▶ **Task data**:

>> Start

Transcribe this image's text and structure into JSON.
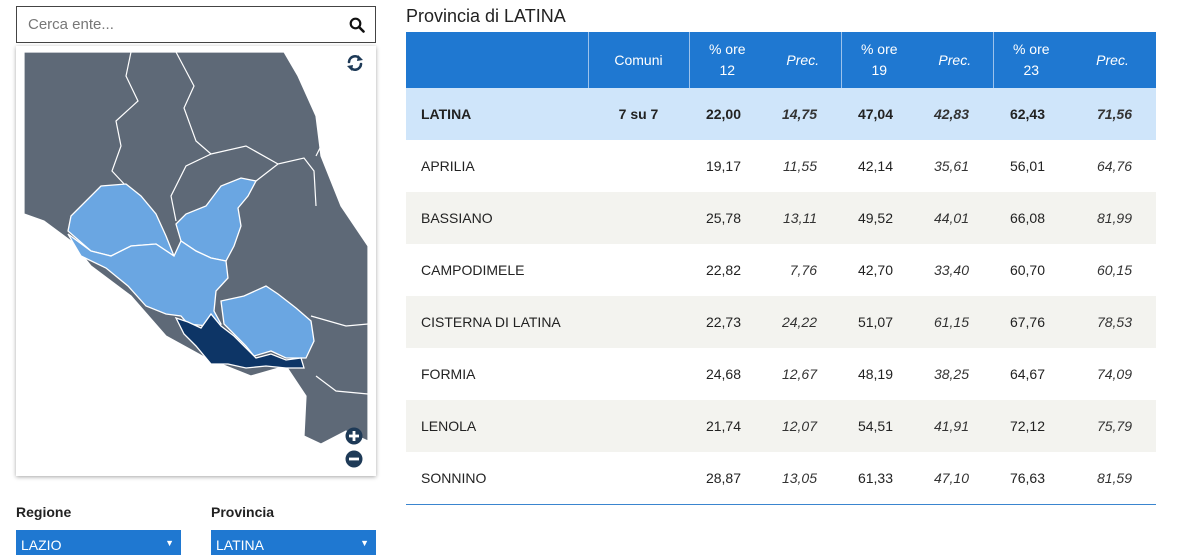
{
  "search": {
    "placeholder": "Cerca ente..."
  },
  "icons": {
    "search": "search-icon",
    "refresh": "refresh-icon",
    "zoom_in": "plus-circle-icon",
    "zoom_out": "minus-circle-icon",
    "caret": "caret-down-icon"
  },
  "colors": {
    "header": "#1f78d1",
    "total_row": "#cfe5fa",
    "alt_row": "#f3f3ef",
    "map_base": "#5e6977",
    "map_region": "#6aa6e2",
    "map_selected": "#0d3566"
  },
  "filters": {
    "regione": {
      "label": "Regione",
      "value": "LAZIO"
    },
    "provincia": {
      "label": "Provincia",
      "value": "LATINA"
    }
  },
  "title": "Provincia di LATINA",
  "table": {
    "headers": {
      "comuni": "Comuni",
      "ore12_line1": "% ore",
      "ore12_line2": "12",
      "prec12": "Prec.",
      "ore19_line1": "% ore",
      "ore19_line2": "19",
      "prec19": "Prec.",
      "ore23_line1": "% ore",
      "ore23_line2": "23",
      "prec23": "Prec."
    },
    "total": {
      "name": "LATINA",
      "comuni": "7 su 7",
      "o12": "22,00",
      "p12": "14,75",
      "o19": "47,04",
      "p19": "42,83",
      "o23": "62,43",
      "p23": "71,56"
    },
    "rows": [
      {
        "name": "APRILIA",
        "o12": "19,17",
        "p12": "11,55",
        "o19": "42,14",
        "p19": "35,61",
        "o23": "56,01",
        "p23": "64,76"
      },
      {
        "name": "BASSIANO",
        "o12": "25,78",
        "p12": "13,11",
        "o19": "49,52",
        "p19": "44,01",
        "o23": "66,08",
        "p23": "81,99"
      },
      {
        "name": "CAMPODIMELE",
        "o12": "22,82",
        "p12": "7,76",
        "o19": "42,70",
        "p19": "33,40",
        "o23": "60,70",
        "p23": "60,15"
      },
      {
        "name": "CISTERNA DI LATINA",
        "o12": "22,73",
        "p12": "24,22",
        "o19": "51,07",
        "p19": "61,15",
        "o23": "67,76",
        "p23": "78,53"
      },
      {
        "name": "FORMIA",
        "o12": "24,68",
        "p12": "12,67",
        "o19": "48,19",
        "p19": "38,25",
        "o23": "64,67",
        "p23": "74,09"
      },
      {
        "name": "LENOLA",
        "o12": "21,74",
        "p12": "12,07",
        "o19": "54,51",
        "p19": "41,91",
        "o23": "72,12",
        "p23": "75,79"
      },
      {
        "name": "SONNINO",
        "o12": "28,87",
        "p12": "13,05",
        "o19": "61,33",
        "p19": "47,10",
        "o23": "76,63",
        "p23": "81,59"
      }
    ]
  }
}
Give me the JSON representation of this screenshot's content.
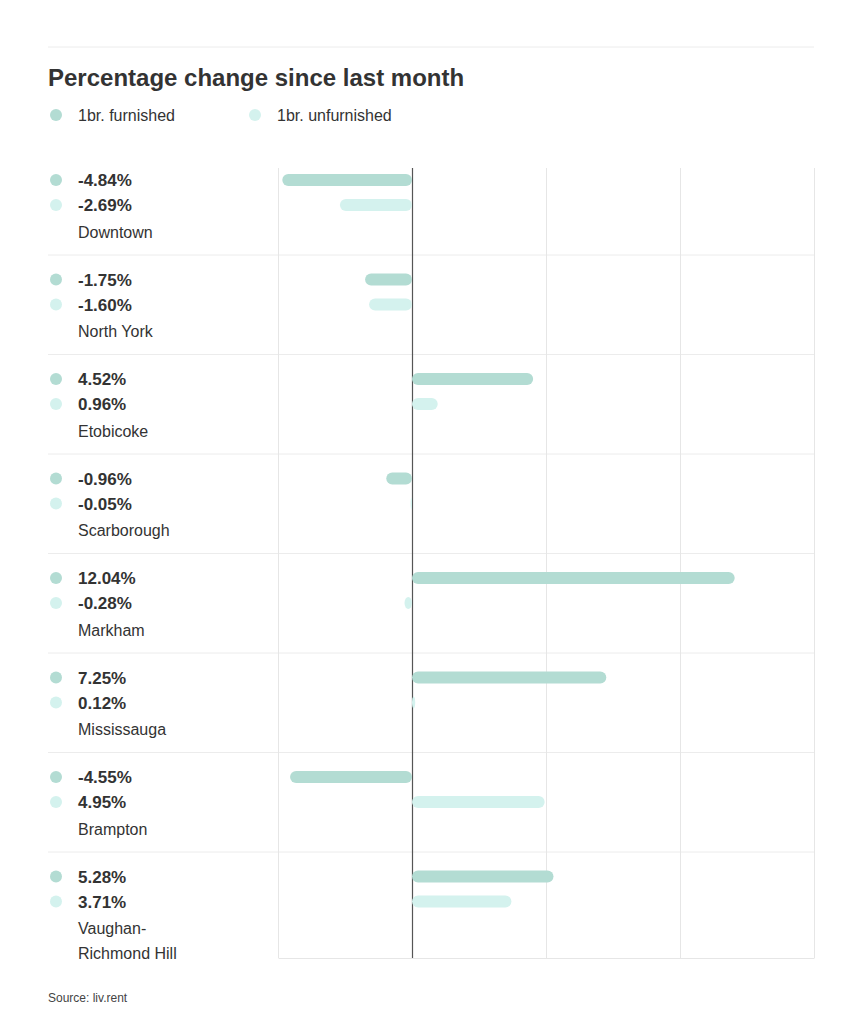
{
  "chart_data": {
    "type": "bar",
    "orientation": "horizontal",
    "title": "Percentage change since last month",
    "source": "Source: liv.rent",
    "categories": [
      "Downtown",
      "North York",
      "Etobicoke",
      "Scarborough",
      "Markham",
      "Mississauga",
      "Brampton",
      "Vaughan-Richmond Hill"
    ],
    "series": [
      {
        "name": "1br. furnished",
        "color": "#b3dcd3",
        "values": [
          -4.84,
          -1.75,
          4.52,
          -0.96,
          12.04,
          7.25,
          -4.55,
          5.28
        ],
        "value_labels": [
          "-4.84%",
          "-1.75%",
          "4.52%",
          "-0.96%",
          "12.04%",
          "7.25%",
          "-4.55%",
          "5.28%"
        ]
      },
      {
        "name": "1br. unfurnished",
        "color": "#d4f2ee",
        "values": [
          -2.69,
          -1.6,
          0.96,
          -0.05,
          -0.28,
          0.12,
          4.95,
          3.71
        ],
        "value_labels": [
          "-2.69%",
          "-1.60%",
          "0.96%",
          "-0.05%",
          "-0.28%",
          "0.12%",
          "4.95%",
          "3.71%"
        ]
      }
    ],
    "xlim": [
      -5,
      15
    ],
    "xticks": [
      -5,
      0,
      5,
      10,
      15
    ],
    "tick_labels": false,
    "grid": true,
    "legend": "top-left",
    "data_labels": true
  }
}
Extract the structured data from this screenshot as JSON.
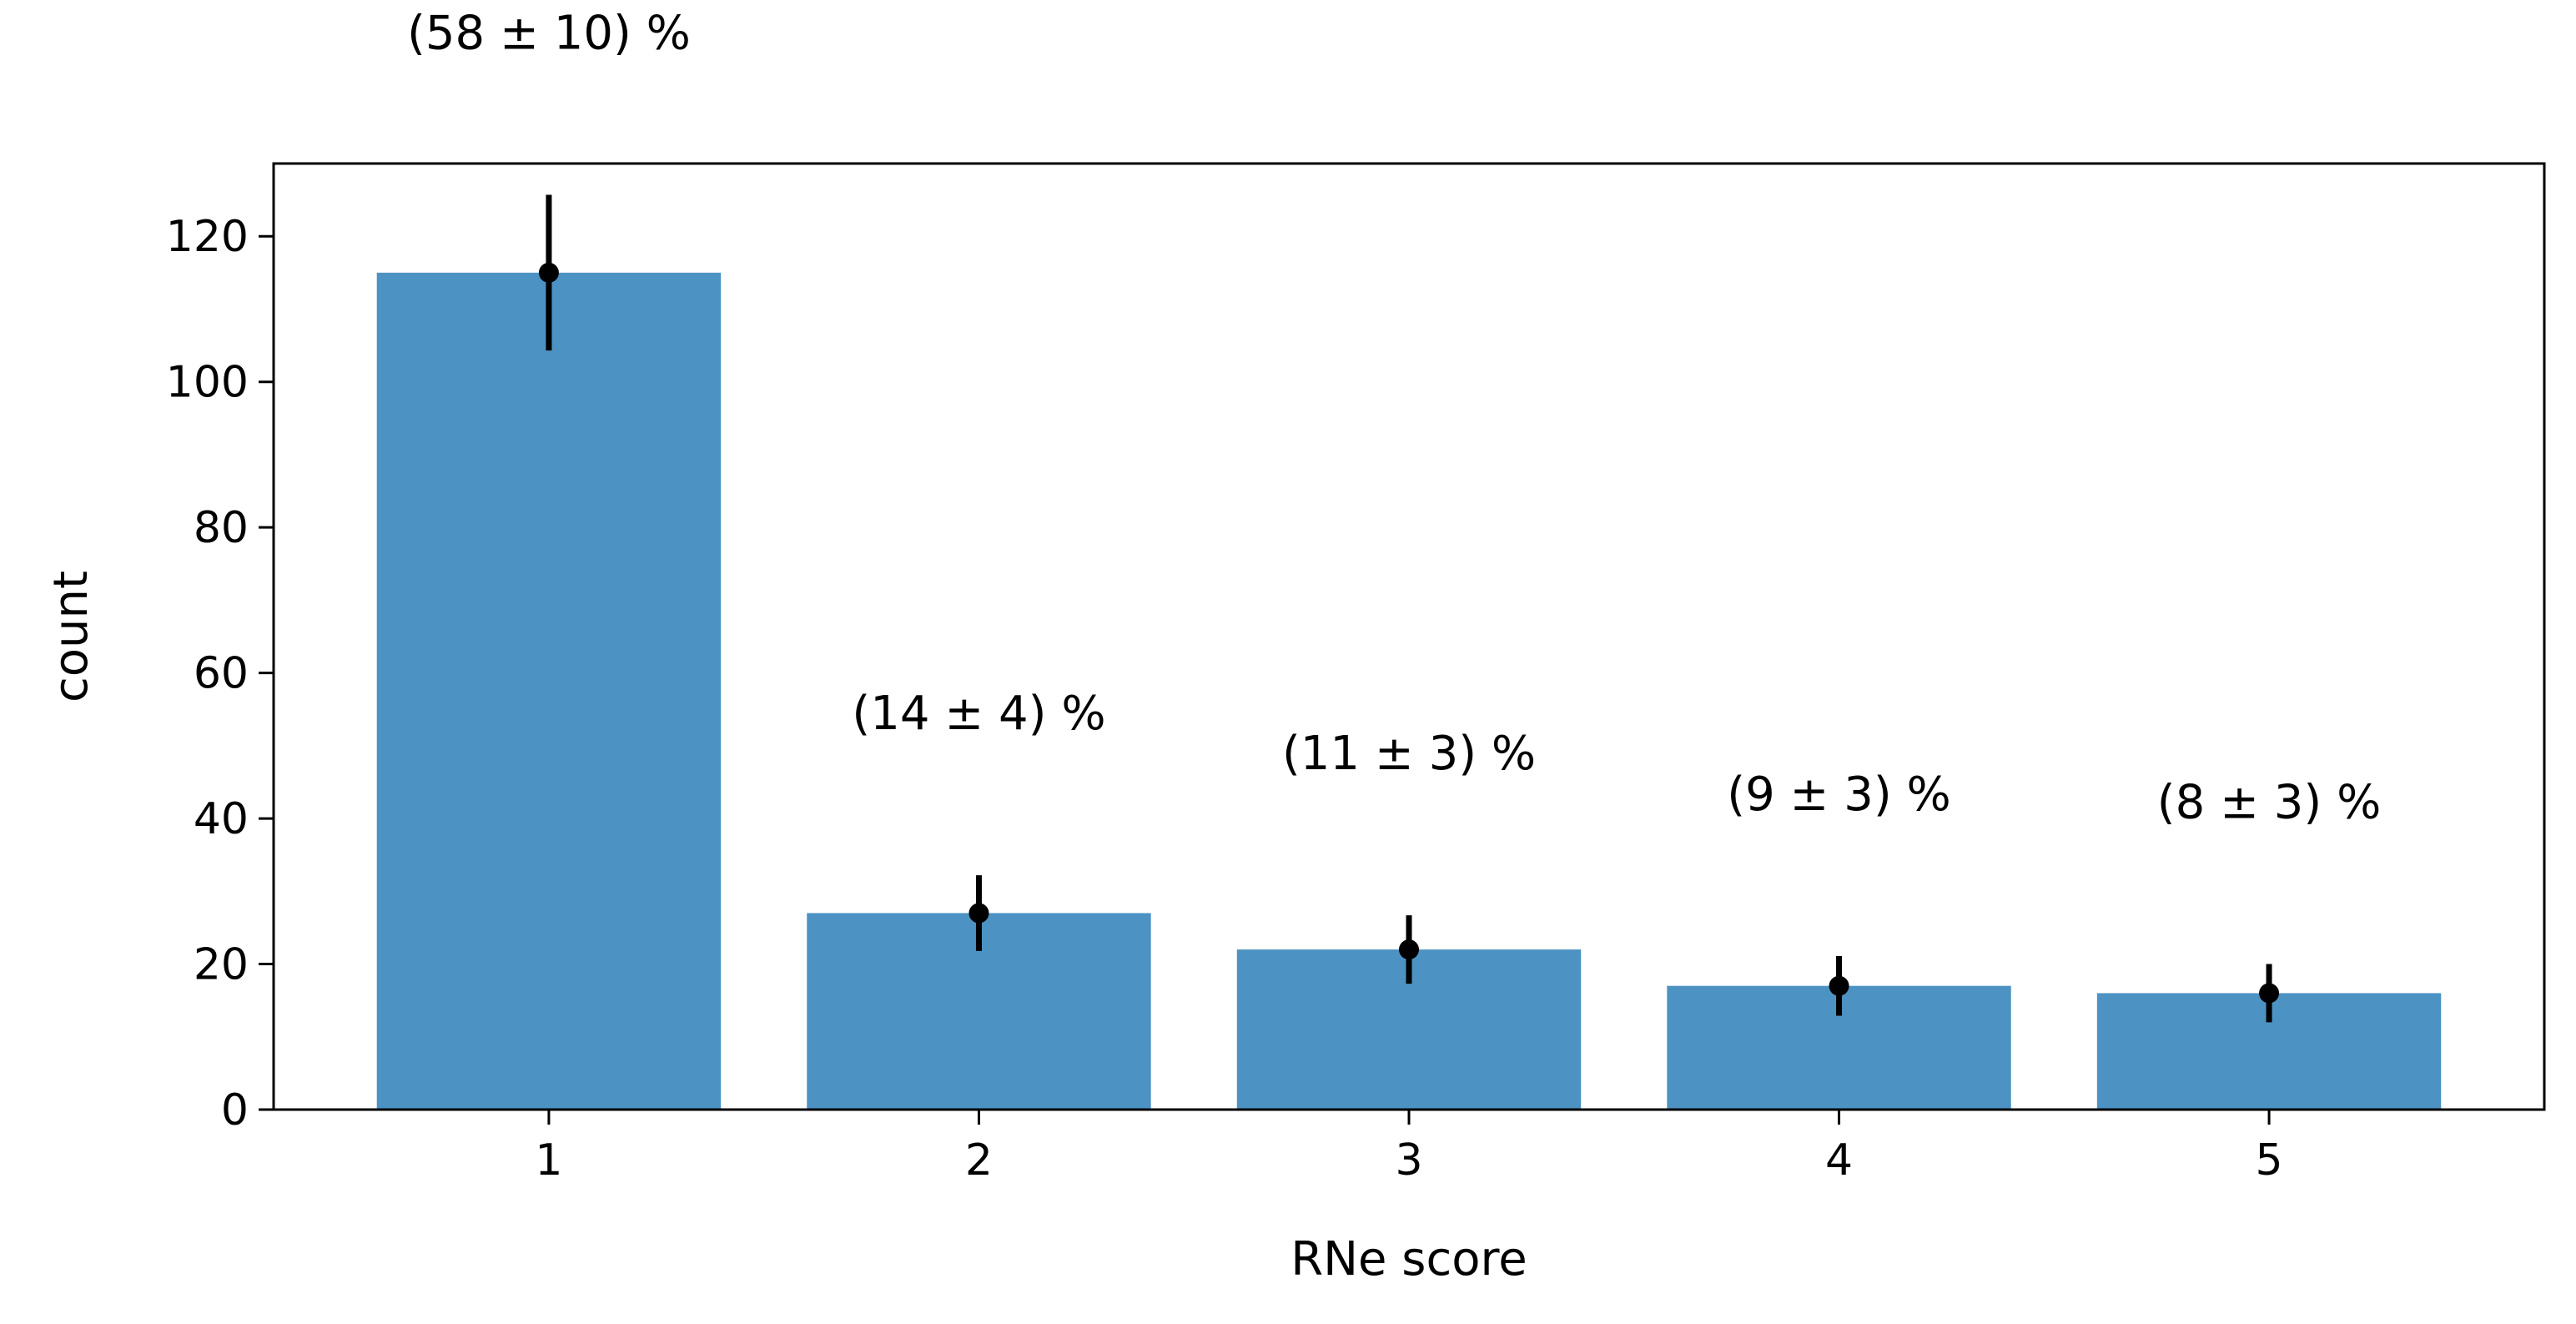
{
  "chart_data": {
    "type": "bar",
    "categories": [
      "1",
      "2",
      "3",
      "4",
      "5"
    ],
    "values": [
      115,
      27,
      22,
      17,
      16
    ],
    "errors": [
      10.7,
      5.2,
      4.7,
      4.1,
      4.0
    ],
    "annotations": [
      "(58 ± 10) %",
      "(14 ± 4) %",
      "(11 ± 3) %",
      "(9 ± 3) %",
      "(8 ± 3) %"
    ],
    "title": "",
    "xlabel": "RNe score",
    "ylabel": "count",
    "ylim": [
      0,
      130
    ],
    "yticks": [
      0,
      20,
      40,
      60,
      80,
      100,
      120
    ],
    "xticks": [
      "1",
      "2",
      "3",
      "4",
      "5"
    ],
    "grid": false,
    "colors": {
      "bar": "#4c92c3",
      "errorbar": "#000000",
      "axis": "#000000"
    }
  }
}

>> End

▶ **Required work**: Reproduce every entry exactly, but omit each picture.

▶ **The response**:
Transcribe this image's text and structure into JSON.
{
  "search": {
    "placeholder": "Cerca ente..."
  },
  "icons": {
    "search": "search-icon",
    "refresh": "refresh-icon",
    "zoom_in": "plus-circle-icon",
    "zoom_out": "minus-circle-icon",
    "caret": "caret-down-icon"
  },
  "colors": {
    "header": "#1f78d1",
    "total_row": "#cfe5fa",
    "alt_row": "#f3f3ef",
    "map_base": "#5e6977",
    "map_region": "#6aa6e2",
    "map_selected": "#0d3566"
  },
  "filters": {
    "regione": {
      "label": "Regione",
      "value": "LAZIO"
    },
    "provincia": {
      "label": "Provincia",
      "value": "LATINA"
    }
  },
  "title": "Provincia di LATINA",
  "table": {
    "headers": {
      "comuni": "Comuni",
      "ore12_line1": "% ore",
      "ore12_line2": "12",
      "prec12": "Prec.",
      "ore19_line1": "% ore",
      "ore19_line2": "19",
      "prec19": "Prec.",
      "ore23_line1": "% ore",
      "ore23_line2": "23",
      "prec23": "Prec."
    },
    "total": {
      "name": "LATINA",
      "comuni": "7 su 7",
      "o12": "22,00",
      "p12": "14,75",
      "o19": "47,04",
      "p19": "42,83",
      "o23": "62,43",
      "p23": "71,56"
    },
    "rows": [
      {
        "name": "APRILIA",
        "o12": "19,17",
        "p12": "11,55",
        "o19": "42,14",
        "p19": "35,61",
        "o23": "56,01",
        "p23": "64,76"
      },
      {
        "name": "BASSIANO",
        "o12": "25,78",
        "p12": "13,11",
        "o19": "49,52",
        "p19": "44,01",
        "o23": "66,08",
        "p23": "81,99"
      },
      {
        "name": "CAMPODIMELE",
        "o12": "22,82",
        "p12": "7,76",
        "o19": "42,70",
        "p19": "33,40",
        "o23": "60,70",
        "p23": "60,15"
      },
      {
        "name": "CISTERNA DI LATINA",
        "o12": "22,73",
        "p12": "24,22",
        "o19": "51,07",
        "p19": "61,15",
        "o23": "67,76",
        "p23": "78,53"
      },
      {
        "name": "FORMIA",
        "o12": "24,68",
        "p12": "12,67",
        "o19": "48,19",
        "p19": "38,25",
        "o23": "64,67",
        "p23": "74,09"
      },
      {
        "name": "LENOLA",
        "o12": "21,74",
        "p12": "12,07",
        "o19": "54,51",
        "p19": "41,91",
        "o23": "72,12",
        "p23": "75,79"
      },
      {
        "name": "SONNINO",
        "o12": "28,87",
        "p12": "13,05",
        "o19": "61,33",
        "p19": "47,10",
        "o23": "76,63",
        "p23": "81,59"
      }
    ]
  }
}
Give me the JSON representation of this screenshot's content.
{
  "chart_data": {
    "type": "bar",
    "orientation": "horizontal",
    "title": "Percentage change since last month",
    "source": "Source: liv.rent",
    "categories": [
      "Downtown",
      "North York",
      "Etobicoke",
      "Scarborough",
      "Markham",
      "Mississauga",
      "Brampton",
      "Vaughan-Richmond Hill"
    ],
    "series": [
      {
        "name": "1br. furnished",
        "color": "#b3dcd3",
        "values": [
          -4.84,
          -1.75,
          4.52,
          -0.96,
          12.04,
          7.25,
          -4.55,
          5.28
        ],
        "value_labels": [
          "-4.84%",
          "-1.75%",
          "4.52%",
          "-0.96%",
          "12.04%",
          "7.25%",
          "-4.55%",
          "5.28%"
        ]
      },
      {
        "name": "1br. unfurnished",
        "color": "#d4f2ee",
        "values": [
          -2.69,
          -1.6,
          0.96,
          -0.05,
          -0.28,
          0.12,
          4.95,
          3.71
        ],
        "value_labels": [
          "-2.69%",
          "-1.60%",
          "0.96%",
          "-0.05%",
          "-0.28%",
          "0.12%",
          "4.95%",
          "3.71%"
        ]
      }
    ],
    "xlim": [
      -5,
      15
    ],
    "xticks": [
      -5,
      0,
      5,
      10,
      15
    ],
    "tick_labels": false,
    "grid": true,
    "legend": "top-left",
    "data_labels": true
  }
}
Extract the structured data from this screenshot as JSON.
{
  "chart_data": {
    "type": "bar",
    "categories": [
      "1",
      "2",
      "3",
      "4",
      "5"
    ],
    "values": [
      115,
      27,
      22,
      17,
      16
    ],
    "errors": [
      10.7,
      5.2,
      4.7,
      4.1,
      4.0
    ],
    "annotations": [
      "(58 ± 10) %",
      "(14 ± 4) %",
      "(11 ± 3) %",
      "(9 ± 3) %",
      "(8 ± 3) %"
    ],
    "title": "",
    "xlabel": "RNe score",
    "ylabel": "count",
    "ylim": [
      0,
      130
    ],
    "yticks": [
      0,
      20,
      40,
      60,
      80,
      100,
      120
    ],
    "xticks": [
      "1",
      "2",
      "3",
      "4",
      "5"
    ],
    "grid": false,
    "colors": {
      "bar": "#4c92c3",
      "errorbar": "#000000",
      "axis": "#000000"
    }
  }
}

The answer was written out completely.